> _Problem statement_
Output everything from the line containing "value-2022: 6,440.16 [833,398,1062,442]" down to the line containing "header-category: 类别 [16,24,544,67]" as a numbered list, leaving out blank lines.

> _Provided entries_
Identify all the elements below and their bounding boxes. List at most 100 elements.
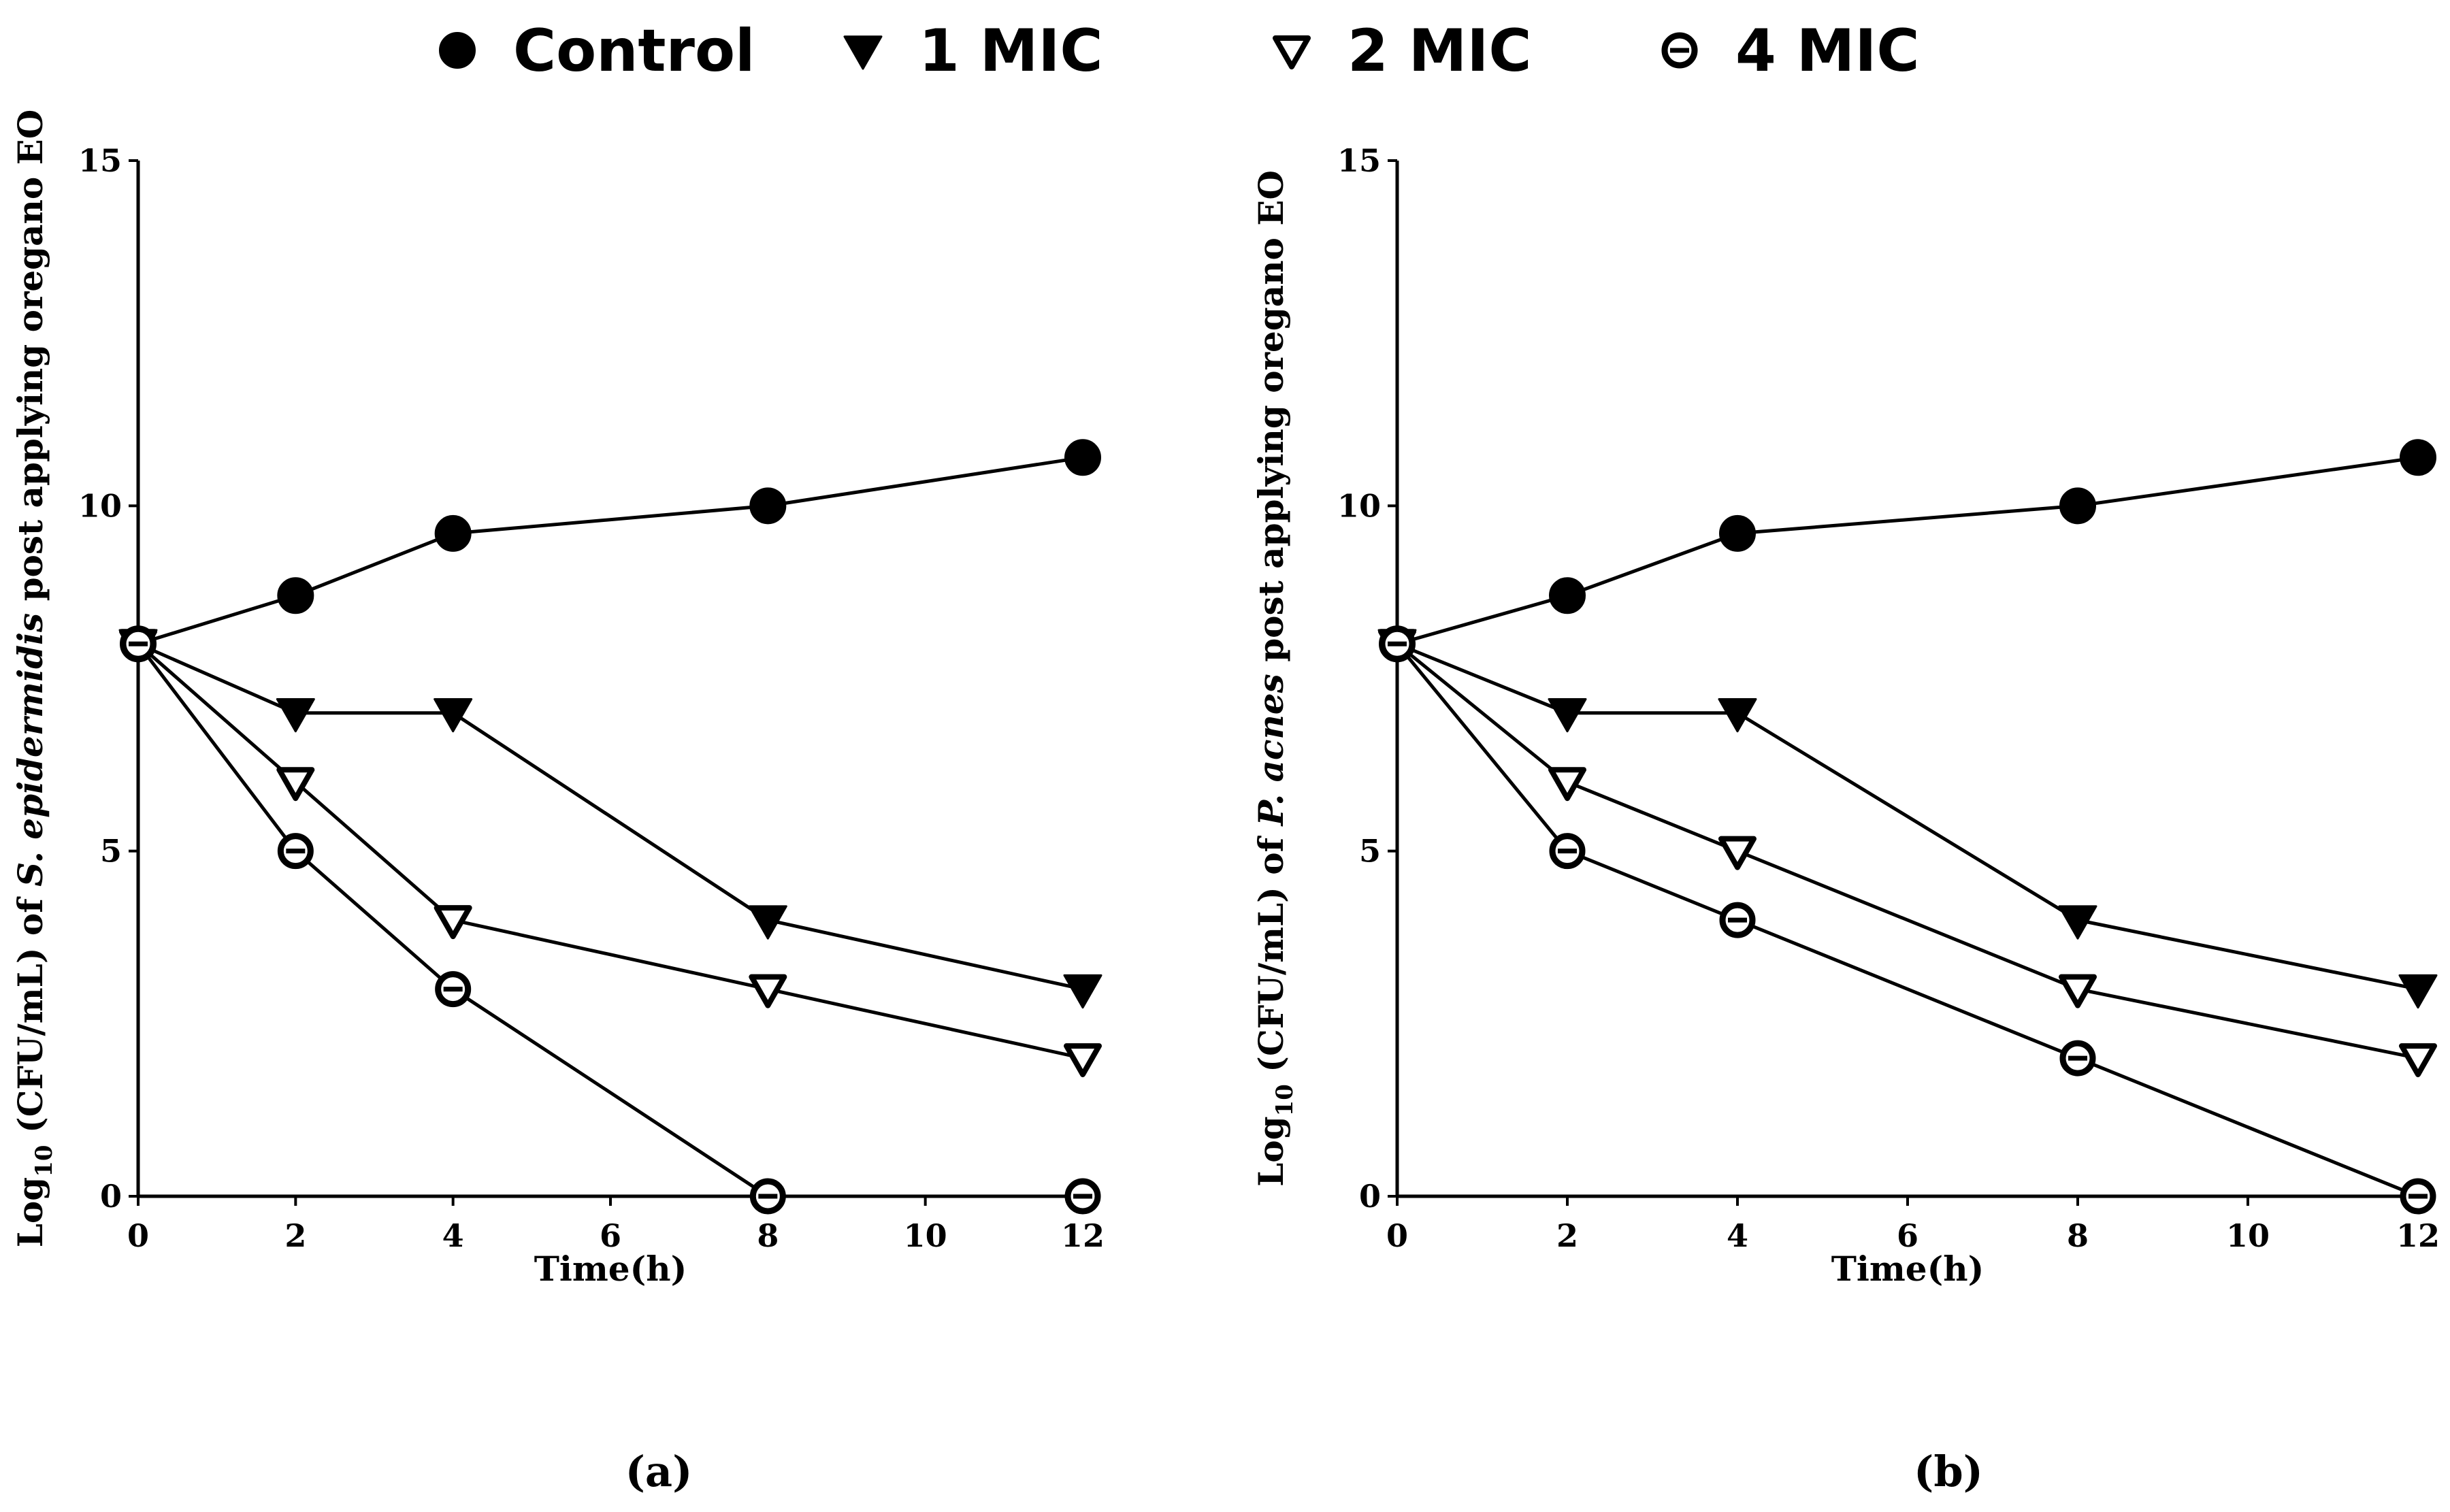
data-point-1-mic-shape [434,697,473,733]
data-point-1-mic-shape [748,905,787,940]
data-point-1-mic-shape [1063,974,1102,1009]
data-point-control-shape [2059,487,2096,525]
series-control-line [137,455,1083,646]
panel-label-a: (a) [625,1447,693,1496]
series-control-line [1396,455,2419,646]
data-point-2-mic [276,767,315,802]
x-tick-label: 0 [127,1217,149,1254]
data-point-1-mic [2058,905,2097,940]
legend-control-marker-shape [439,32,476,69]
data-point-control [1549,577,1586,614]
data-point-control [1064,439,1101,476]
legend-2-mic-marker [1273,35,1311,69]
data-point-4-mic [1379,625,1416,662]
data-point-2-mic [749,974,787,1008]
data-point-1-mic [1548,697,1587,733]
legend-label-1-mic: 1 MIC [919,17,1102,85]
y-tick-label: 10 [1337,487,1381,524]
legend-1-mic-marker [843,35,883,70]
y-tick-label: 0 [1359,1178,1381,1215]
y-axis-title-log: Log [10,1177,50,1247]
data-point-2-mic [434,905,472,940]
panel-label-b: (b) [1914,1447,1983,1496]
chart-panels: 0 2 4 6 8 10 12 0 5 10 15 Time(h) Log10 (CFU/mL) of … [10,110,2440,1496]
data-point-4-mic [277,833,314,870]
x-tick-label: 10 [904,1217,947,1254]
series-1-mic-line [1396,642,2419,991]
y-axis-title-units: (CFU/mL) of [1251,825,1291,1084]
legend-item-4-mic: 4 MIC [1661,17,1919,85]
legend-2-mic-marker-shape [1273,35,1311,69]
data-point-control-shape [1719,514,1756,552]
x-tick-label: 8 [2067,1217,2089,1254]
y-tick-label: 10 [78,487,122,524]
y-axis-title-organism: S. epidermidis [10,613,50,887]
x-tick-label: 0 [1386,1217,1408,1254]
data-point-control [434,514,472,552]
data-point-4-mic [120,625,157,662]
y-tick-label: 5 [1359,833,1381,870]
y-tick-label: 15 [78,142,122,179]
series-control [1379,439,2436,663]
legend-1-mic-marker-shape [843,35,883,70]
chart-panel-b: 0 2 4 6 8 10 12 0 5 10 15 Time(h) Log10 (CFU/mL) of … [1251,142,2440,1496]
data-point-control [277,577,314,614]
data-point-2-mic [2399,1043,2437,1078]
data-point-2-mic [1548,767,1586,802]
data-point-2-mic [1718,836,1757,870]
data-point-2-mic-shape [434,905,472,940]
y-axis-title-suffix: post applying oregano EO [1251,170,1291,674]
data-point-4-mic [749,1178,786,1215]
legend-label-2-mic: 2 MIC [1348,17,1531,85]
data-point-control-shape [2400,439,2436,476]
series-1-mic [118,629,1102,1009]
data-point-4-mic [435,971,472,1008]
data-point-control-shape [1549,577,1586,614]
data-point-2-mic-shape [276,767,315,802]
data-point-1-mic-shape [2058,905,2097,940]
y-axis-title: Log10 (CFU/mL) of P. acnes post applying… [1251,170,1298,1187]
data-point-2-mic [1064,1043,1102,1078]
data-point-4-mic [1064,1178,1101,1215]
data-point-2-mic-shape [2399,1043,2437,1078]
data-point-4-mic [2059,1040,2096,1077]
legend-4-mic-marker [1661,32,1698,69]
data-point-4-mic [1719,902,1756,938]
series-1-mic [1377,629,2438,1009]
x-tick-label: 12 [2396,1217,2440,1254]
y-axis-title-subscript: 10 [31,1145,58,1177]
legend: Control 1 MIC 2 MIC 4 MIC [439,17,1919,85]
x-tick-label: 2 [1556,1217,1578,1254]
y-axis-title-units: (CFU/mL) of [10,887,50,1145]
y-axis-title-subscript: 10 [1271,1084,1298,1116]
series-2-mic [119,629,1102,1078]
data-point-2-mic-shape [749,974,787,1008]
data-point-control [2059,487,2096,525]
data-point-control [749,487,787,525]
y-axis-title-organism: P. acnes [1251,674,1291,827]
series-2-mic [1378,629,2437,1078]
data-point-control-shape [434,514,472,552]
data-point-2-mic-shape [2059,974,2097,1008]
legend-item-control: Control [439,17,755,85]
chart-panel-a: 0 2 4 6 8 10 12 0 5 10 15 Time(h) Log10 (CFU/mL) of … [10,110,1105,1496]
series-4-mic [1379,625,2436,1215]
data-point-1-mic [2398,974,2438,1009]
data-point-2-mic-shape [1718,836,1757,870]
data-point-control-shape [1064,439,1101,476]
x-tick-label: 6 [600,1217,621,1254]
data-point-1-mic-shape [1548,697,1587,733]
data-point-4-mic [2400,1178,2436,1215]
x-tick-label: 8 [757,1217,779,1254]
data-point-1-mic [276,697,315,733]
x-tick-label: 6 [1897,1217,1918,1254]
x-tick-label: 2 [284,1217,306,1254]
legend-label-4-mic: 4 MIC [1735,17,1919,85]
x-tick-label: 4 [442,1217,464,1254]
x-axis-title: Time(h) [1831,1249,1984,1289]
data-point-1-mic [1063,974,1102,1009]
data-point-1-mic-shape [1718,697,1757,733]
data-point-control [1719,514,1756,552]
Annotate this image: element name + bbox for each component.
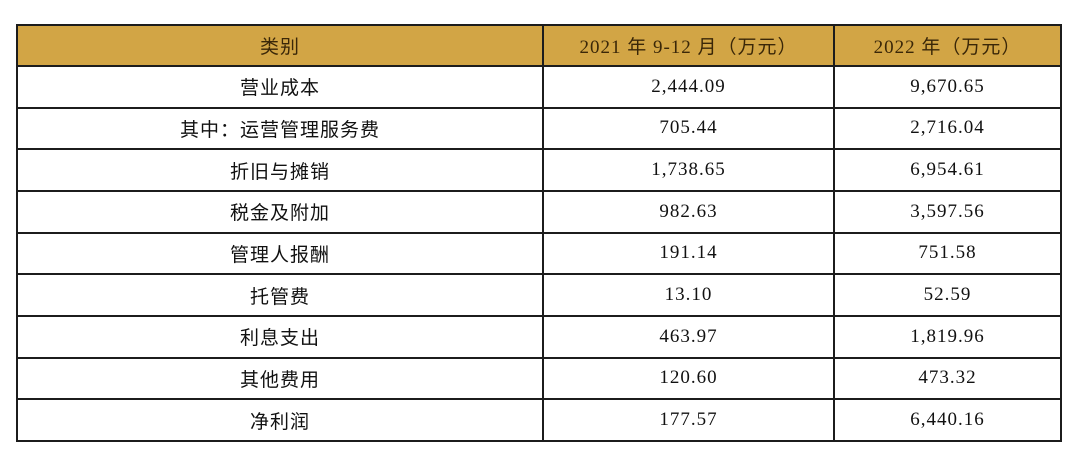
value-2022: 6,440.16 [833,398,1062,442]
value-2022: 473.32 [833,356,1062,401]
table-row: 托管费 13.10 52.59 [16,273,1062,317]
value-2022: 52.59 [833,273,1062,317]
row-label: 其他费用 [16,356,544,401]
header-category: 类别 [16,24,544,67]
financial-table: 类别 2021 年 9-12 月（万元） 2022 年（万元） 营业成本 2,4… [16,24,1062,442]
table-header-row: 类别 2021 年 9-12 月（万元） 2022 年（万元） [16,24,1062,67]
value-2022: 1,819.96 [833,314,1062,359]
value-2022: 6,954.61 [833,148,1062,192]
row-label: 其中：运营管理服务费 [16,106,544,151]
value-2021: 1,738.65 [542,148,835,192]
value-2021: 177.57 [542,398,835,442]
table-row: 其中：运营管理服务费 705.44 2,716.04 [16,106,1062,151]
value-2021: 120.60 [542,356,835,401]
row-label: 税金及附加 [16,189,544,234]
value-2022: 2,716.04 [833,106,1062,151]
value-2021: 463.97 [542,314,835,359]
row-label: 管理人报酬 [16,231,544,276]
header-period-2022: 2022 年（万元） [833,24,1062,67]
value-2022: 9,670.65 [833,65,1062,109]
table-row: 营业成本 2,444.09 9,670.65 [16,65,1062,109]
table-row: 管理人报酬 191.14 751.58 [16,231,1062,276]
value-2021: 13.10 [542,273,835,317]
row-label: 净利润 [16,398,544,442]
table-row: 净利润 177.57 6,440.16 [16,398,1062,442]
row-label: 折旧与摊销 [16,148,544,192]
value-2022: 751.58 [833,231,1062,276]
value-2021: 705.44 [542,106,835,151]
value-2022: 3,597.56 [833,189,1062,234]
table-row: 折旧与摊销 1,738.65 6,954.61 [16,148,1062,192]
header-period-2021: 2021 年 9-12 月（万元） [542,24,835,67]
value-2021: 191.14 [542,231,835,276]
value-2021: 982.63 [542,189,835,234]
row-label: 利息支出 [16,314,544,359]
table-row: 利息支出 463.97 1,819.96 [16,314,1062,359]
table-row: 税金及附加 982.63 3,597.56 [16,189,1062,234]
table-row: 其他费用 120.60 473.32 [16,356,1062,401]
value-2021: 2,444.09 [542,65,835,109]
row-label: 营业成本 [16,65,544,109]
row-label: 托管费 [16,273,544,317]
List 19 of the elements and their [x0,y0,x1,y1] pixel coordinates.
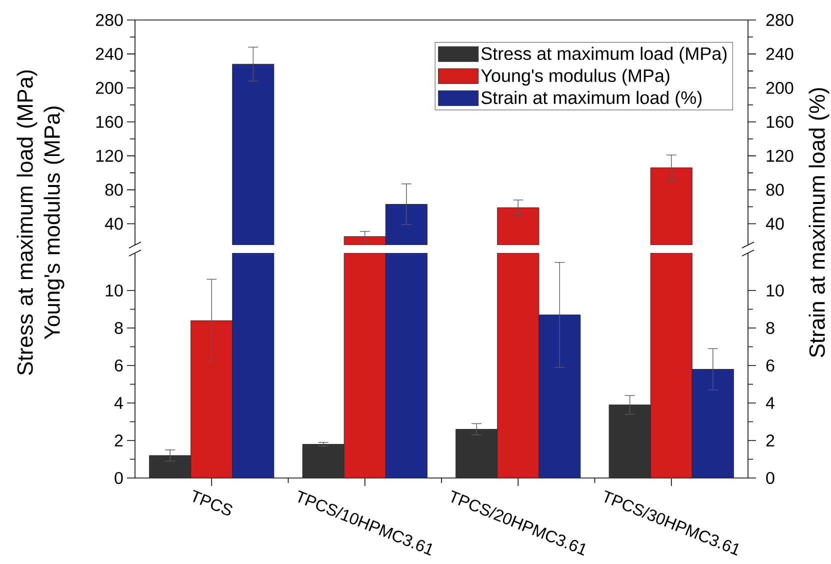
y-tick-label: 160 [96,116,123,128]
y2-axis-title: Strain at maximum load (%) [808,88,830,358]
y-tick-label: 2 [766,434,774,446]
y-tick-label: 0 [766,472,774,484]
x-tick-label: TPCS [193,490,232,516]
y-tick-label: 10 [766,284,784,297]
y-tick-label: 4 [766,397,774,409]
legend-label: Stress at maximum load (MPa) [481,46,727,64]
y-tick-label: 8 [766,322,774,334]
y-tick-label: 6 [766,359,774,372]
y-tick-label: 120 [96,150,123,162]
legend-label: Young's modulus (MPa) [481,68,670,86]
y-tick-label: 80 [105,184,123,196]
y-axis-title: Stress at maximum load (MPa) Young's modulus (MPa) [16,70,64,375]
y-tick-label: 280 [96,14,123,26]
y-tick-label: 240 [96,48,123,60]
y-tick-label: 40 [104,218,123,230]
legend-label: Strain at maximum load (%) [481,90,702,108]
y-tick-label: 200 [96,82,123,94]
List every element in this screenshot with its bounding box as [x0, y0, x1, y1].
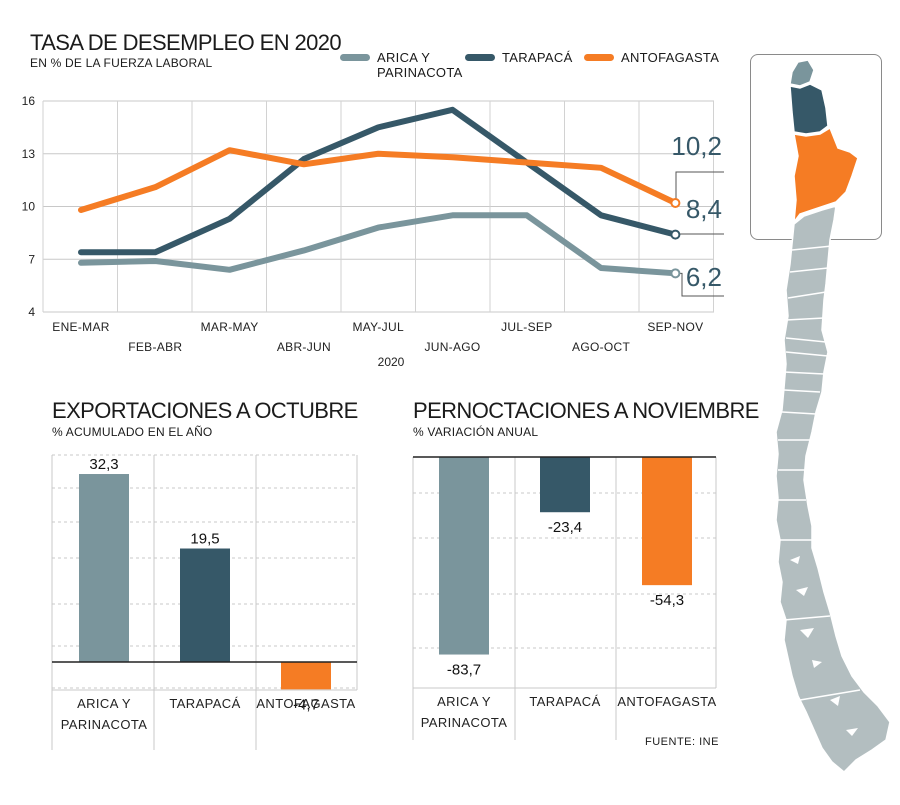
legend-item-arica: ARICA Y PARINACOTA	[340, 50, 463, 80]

> _Worked solution_
1. value-2022: 6,440.16 [833,398,1062,442]
2. value-2022: 473.32 [833,356,1062,401]
3. table-row: 托管费 13.10 52.59 [16,273,1062,317]
4. value-2022: 52.59 [833,273,1062,317]
5. row-label: 其他费用 [16,356,544,401]
6. header-category: 类别 [16,24,544,67]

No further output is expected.